-- BEGIN Provided records --

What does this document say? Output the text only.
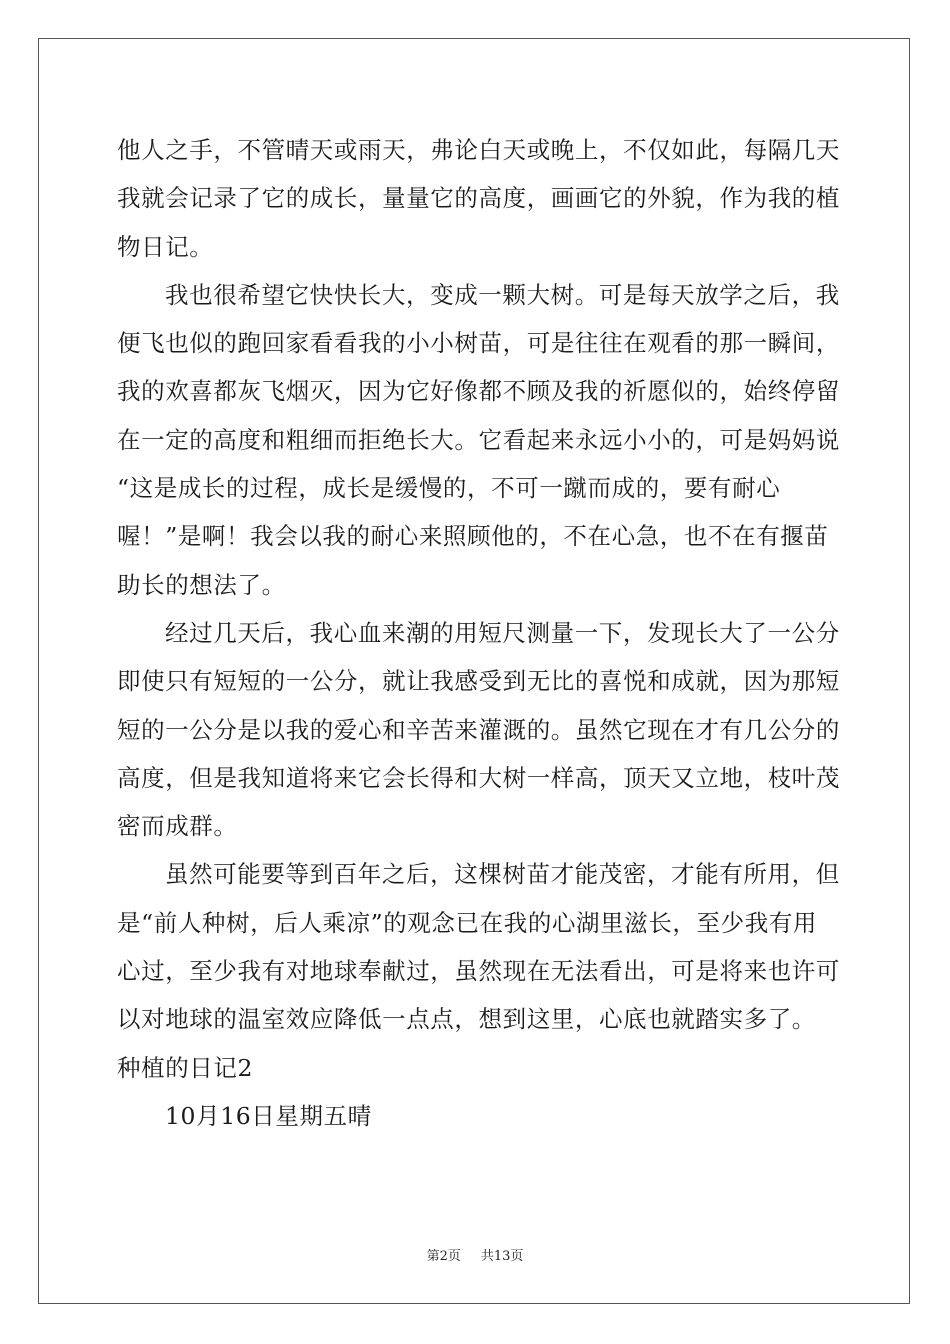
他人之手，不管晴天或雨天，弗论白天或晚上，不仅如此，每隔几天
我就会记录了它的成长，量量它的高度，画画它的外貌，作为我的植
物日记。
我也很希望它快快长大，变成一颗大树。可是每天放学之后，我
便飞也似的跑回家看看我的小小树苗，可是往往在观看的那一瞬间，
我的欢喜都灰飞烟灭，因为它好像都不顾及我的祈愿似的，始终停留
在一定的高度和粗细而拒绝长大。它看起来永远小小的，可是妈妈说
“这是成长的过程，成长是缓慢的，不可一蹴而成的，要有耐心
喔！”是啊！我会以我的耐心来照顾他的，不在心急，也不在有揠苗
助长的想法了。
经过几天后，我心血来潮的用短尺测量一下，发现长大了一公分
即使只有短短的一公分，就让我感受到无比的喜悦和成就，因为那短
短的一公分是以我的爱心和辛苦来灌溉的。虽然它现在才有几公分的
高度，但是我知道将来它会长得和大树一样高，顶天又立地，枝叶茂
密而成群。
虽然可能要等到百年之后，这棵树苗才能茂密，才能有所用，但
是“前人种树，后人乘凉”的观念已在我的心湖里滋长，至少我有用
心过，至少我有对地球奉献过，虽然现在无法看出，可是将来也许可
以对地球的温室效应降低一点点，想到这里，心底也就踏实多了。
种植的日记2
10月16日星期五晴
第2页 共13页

-- END Provided records --
-- BEGIN Provided records --

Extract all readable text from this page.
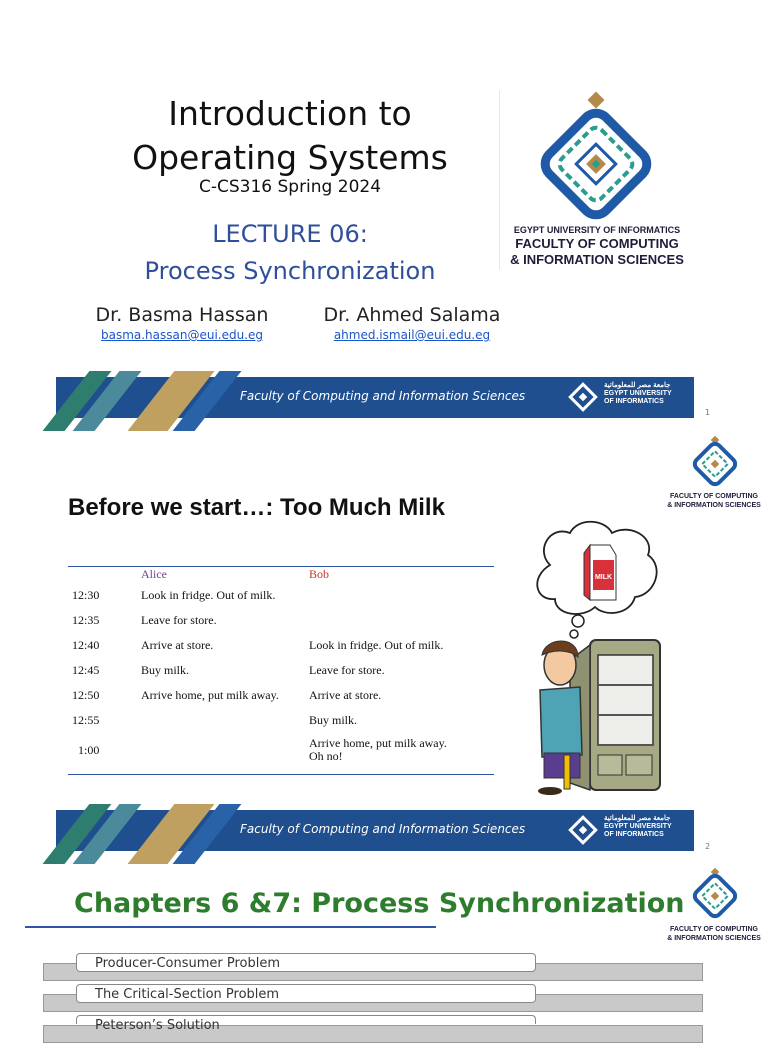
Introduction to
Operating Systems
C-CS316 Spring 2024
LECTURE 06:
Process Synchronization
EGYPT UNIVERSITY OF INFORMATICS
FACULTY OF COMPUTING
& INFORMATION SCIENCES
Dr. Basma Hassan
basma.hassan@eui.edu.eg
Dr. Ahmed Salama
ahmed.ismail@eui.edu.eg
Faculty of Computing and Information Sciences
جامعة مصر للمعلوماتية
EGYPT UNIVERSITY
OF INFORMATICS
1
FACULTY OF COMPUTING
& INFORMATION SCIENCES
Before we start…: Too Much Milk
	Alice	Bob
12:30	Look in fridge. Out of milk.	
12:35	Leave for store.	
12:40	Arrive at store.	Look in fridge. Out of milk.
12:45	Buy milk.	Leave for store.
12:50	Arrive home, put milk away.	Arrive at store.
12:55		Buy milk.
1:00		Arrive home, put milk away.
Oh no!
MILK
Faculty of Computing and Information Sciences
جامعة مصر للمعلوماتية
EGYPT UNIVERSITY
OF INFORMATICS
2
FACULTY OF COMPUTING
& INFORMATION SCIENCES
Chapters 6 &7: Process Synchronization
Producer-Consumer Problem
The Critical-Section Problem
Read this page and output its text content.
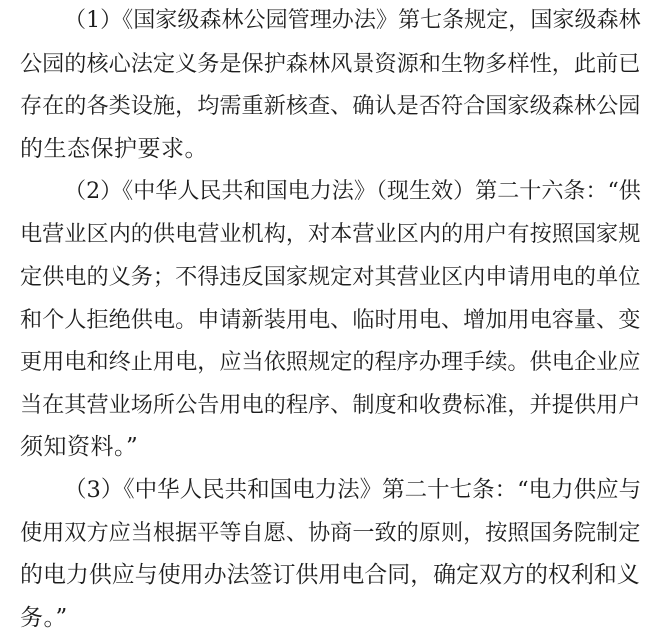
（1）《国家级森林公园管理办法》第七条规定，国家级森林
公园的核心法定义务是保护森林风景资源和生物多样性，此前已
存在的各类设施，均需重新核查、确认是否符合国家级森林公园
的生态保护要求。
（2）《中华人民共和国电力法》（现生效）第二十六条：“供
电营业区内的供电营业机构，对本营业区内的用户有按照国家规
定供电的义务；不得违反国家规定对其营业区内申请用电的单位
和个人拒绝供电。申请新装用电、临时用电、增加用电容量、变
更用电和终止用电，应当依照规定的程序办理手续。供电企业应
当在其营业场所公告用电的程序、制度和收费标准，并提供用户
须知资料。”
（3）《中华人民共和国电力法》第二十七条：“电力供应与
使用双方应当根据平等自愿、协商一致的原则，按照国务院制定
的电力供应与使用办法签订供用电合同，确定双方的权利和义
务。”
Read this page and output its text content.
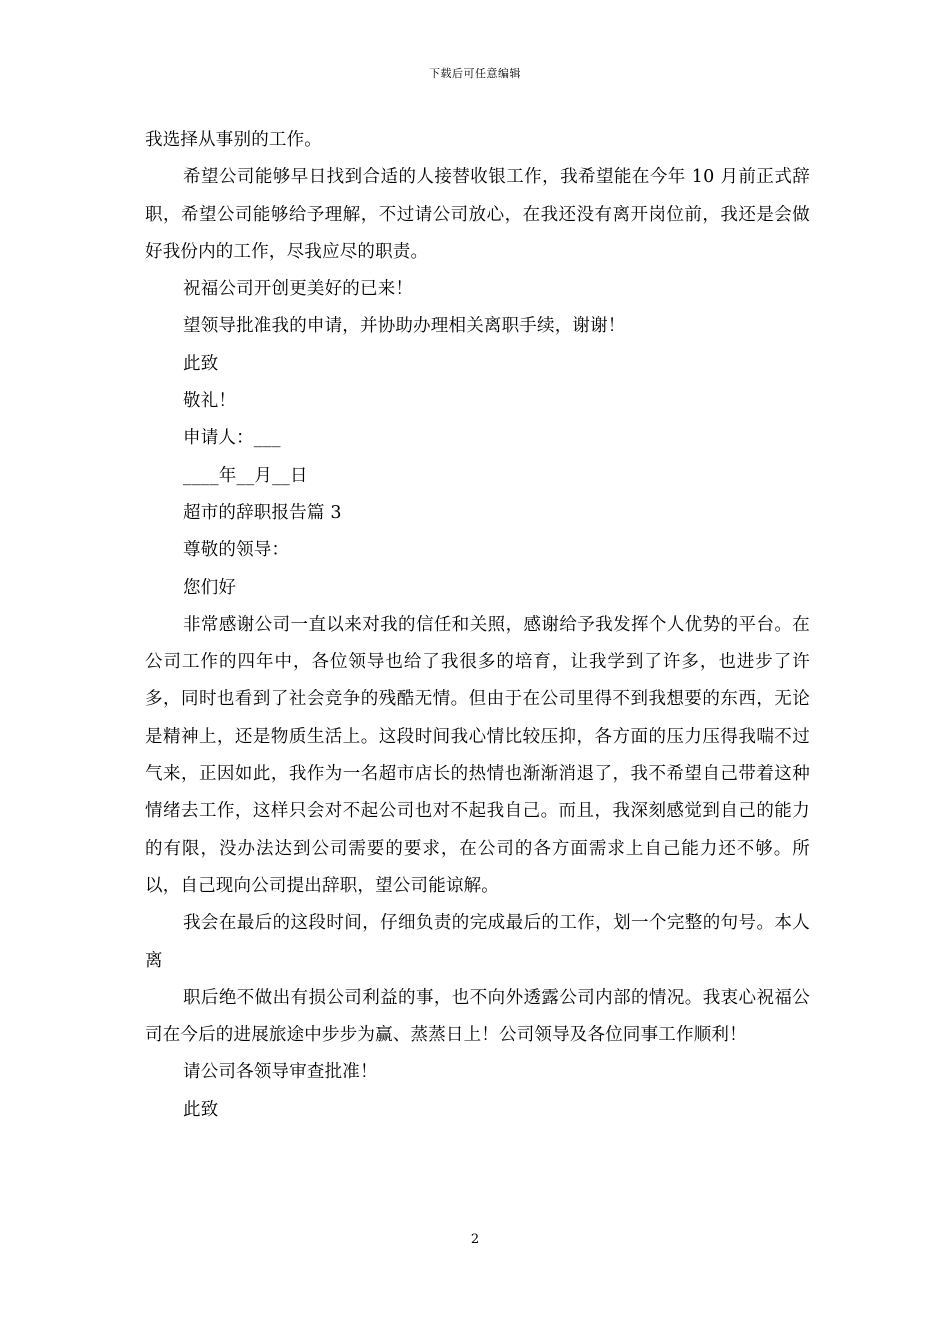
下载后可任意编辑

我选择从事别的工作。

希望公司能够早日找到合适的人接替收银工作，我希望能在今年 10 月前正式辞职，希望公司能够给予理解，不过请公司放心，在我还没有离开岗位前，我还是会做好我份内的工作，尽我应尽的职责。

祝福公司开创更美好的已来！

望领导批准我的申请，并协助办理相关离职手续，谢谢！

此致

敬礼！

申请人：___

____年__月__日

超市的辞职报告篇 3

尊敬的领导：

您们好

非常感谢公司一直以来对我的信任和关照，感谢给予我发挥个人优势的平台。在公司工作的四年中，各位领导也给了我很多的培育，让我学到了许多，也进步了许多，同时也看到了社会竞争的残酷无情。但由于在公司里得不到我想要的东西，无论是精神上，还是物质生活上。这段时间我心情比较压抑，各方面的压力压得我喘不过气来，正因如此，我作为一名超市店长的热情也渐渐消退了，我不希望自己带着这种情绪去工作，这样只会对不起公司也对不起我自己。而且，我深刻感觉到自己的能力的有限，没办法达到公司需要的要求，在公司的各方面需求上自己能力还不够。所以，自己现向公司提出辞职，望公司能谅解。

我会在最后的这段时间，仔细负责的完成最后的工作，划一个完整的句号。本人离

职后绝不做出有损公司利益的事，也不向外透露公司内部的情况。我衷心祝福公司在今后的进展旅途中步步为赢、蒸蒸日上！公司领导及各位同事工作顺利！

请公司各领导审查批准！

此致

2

-- END Provided records --

Find how many lines of the entries contain "text". Respond with the number only.

Solution:
4